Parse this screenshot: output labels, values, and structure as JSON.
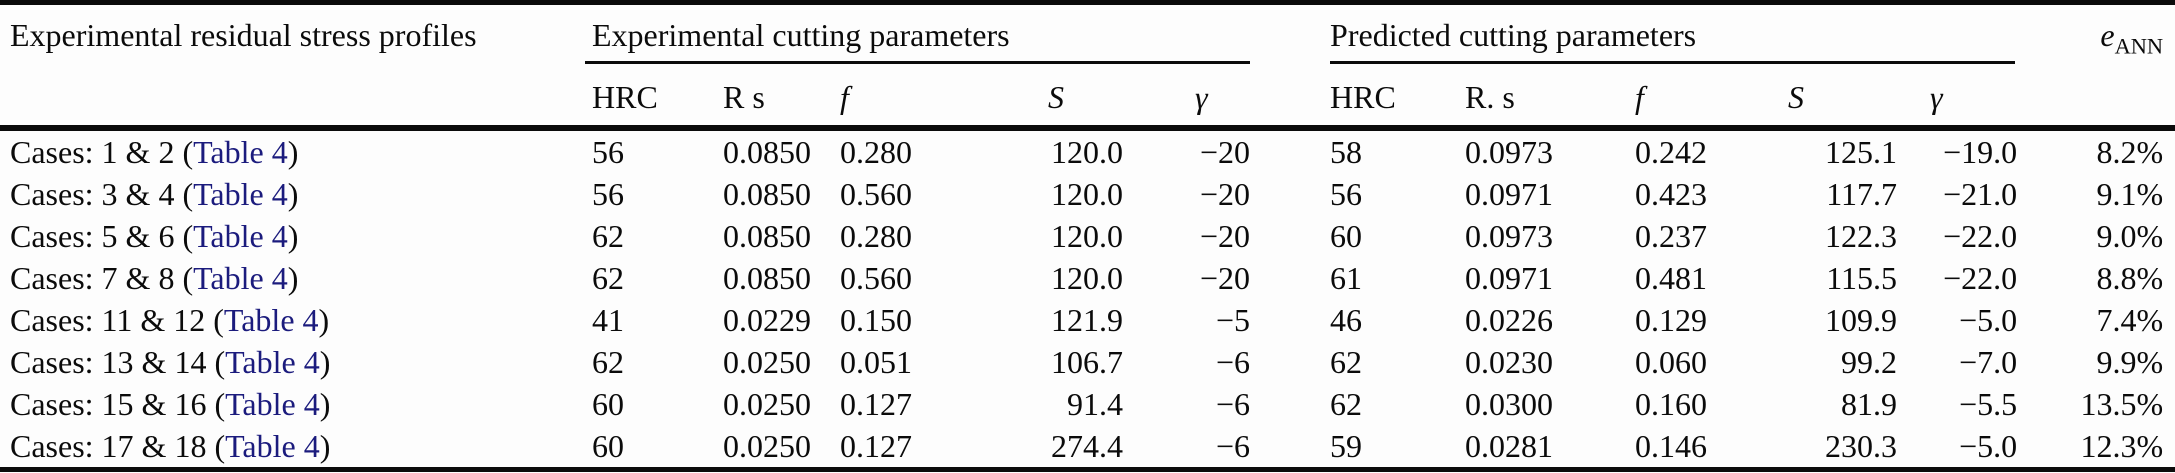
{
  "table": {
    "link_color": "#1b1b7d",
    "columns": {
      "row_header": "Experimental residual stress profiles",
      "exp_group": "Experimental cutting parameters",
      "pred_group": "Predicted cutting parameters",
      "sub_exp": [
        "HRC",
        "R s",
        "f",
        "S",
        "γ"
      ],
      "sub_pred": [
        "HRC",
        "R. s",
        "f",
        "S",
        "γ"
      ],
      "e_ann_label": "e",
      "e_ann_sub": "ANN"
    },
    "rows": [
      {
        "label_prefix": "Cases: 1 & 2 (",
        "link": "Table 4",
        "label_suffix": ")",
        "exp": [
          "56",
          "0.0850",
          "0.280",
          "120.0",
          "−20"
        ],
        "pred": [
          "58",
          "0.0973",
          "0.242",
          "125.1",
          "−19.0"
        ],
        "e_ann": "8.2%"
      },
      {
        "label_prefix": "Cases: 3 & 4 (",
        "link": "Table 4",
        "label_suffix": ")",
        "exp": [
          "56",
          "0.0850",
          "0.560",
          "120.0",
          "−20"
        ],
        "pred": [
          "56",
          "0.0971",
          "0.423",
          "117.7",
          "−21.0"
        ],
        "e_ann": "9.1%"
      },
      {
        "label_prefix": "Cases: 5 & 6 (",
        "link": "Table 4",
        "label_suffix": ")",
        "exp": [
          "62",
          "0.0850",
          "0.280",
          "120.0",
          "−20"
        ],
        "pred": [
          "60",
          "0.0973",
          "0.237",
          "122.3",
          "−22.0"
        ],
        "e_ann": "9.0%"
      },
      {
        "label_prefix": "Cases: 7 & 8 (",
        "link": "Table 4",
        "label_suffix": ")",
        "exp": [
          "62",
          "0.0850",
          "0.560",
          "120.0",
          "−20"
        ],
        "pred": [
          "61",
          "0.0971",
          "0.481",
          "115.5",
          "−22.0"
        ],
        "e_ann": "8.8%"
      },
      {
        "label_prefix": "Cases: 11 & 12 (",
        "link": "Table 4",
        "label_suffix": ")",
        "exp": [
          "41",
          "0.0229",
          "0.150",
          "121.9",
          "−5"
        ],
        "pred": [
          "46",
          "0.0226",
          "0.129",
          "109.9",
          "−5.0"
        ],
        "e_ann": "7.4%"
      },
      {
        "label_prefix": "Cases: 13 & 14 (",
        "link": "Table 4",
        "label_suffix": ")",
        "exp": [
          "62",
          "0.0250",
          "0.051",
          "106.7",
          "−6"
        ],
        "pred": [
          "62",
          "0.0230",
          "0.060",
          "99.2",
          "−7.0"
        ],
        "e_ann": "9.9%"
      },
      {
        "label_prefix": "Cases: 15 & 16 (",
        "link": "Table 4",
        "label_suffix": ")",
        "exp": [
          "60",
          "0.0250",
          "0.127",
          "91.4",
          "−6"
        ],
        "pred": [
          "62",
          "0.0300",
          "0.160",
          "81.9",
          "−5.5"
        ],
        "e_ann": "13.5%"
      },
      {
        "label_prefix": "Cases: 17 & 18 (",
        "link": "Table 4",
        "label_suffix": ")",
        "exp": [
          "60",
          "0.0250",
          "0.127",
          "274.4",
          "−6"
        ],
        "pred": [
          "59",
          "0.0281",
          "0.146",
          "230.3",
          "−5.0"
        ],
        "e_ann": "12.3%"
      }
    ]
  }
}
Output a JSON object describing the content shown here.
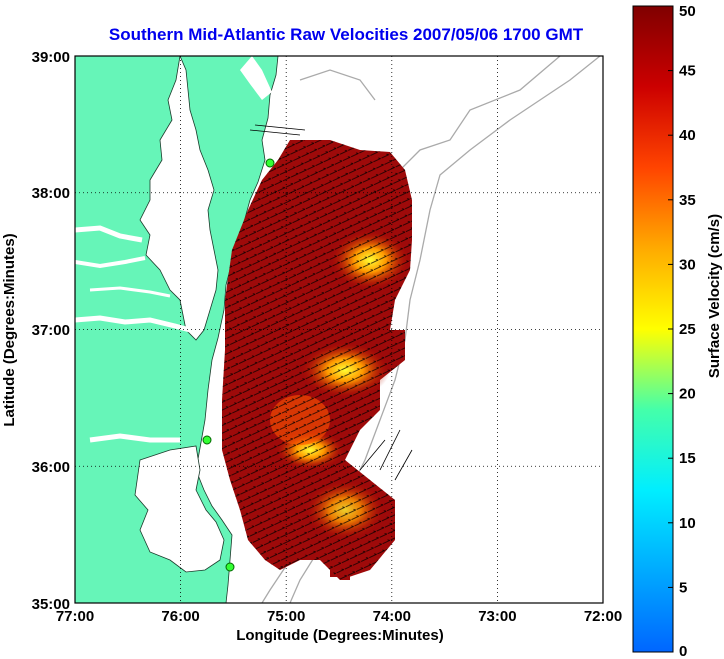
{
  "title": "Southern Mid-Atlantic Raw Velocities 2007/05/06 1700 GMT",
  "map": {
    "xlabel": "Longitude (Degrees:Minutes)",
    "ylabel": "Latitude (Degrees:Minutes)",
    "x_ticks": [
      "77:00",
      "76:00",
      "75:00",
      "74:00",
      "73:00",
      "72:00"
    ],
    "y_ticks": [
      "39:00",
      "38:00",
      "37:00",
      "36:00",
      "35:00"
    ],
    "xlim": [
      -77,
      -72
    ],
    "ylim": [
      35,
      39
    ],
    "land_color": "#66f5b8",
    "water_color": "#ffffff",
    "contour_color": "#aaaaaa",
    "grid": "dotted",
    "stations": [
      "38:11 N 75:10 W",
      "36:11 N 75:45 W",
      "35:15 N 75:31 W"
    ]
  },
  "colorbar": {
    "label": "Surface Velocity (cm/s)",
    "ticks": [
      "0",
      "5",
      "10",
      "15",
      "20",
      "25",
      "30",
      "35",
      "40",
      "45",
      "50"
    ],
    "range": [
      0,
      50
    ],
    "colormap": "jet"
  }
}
● ● ● ● ●
Identify and list each line with the word "parameters".

      "exp_group": "Experimental cutting parameters",
      "pred_group": "Predicted cutting parameters",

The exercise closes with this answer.